## Data supplied
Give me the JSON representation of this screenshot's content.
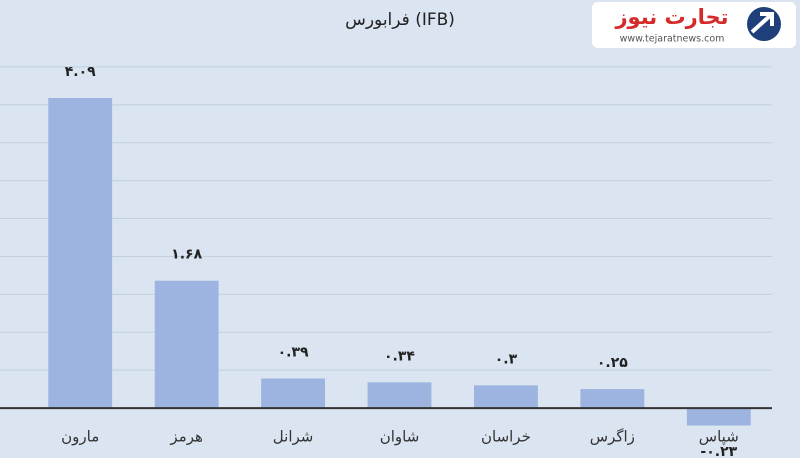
{
  "brand": {
    "name": "تجارت نیوز",
    "url": "www.tejaratnews.com"
  },
  "chart_data": {
    "type": "bar",
    "title": "فرابورس (IFB)",
    "categories": [
      "مارون",
      "هرمز",
      "شرانل",
      "شاوان",
      "خراسان",
      "زاگرس",
      "شپاس"
    ],
    "values": [
      4.09,
      1.68,
      0.39,
      0.34,
      0.3,
      0.25,
      -0.23
    ],
    "value_labels": [
      "۴.۰۹",
      "۱.۶۸",
      "۰.۳۹",
      "۰.۳۴",
      "۰.۳",
      "۰.۲۵",
      "-۰.۲۳"
    ],
    "color": "#9db4e0",
    "ylim": [
      -0.5,
      5
    ],
    "yticks": [
      0,
      0.5,
      1,
      1.5,
      2,
      2.5,
      3,
      3.5,
      4,
      4.5
    ],
    "grid": true
  }
}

## Task requirements
Your task is to retype all the entries exactly and leave out any pictures.

## The result
Give me the JSON representation of this screenshot's content.
{
  "brand": {
    "name": "تجارت نیوز",
    "url": "www.tejaratnews.com"
  },
  "chart_data": {
    "type": "bar",
    "title": "فرابورس (IFB)",
    "categories": [
      "مارون",
      "هرمز",
      "شرانل",
      "شاوان",
      "خراسان",
      "زاگرس",
      "شپاس"
    ],
    "values": [
      4.09,
      1.68,
      0.39,
      0.34,
      0.3,
      0.25,
      -0.23
    ],
    "value_labels": [
      "۴.۰۹",
      "۱.۶۸",
      "۰.۳۹",
      "۰.۳۴",
      "۰.۳",
      "۰.۲۵",
      "-۰.۲۳"
    ],
    "color": "#9db4e0",
    "ylim": [
      -0.5,
      5
    ],
    "yticks": [
      0,
      0.5,
      1,
      1.5,
      2,
      2.5,
      3,
      3.5,
      4,
      4.5
    ],
    "grid": true
  }
}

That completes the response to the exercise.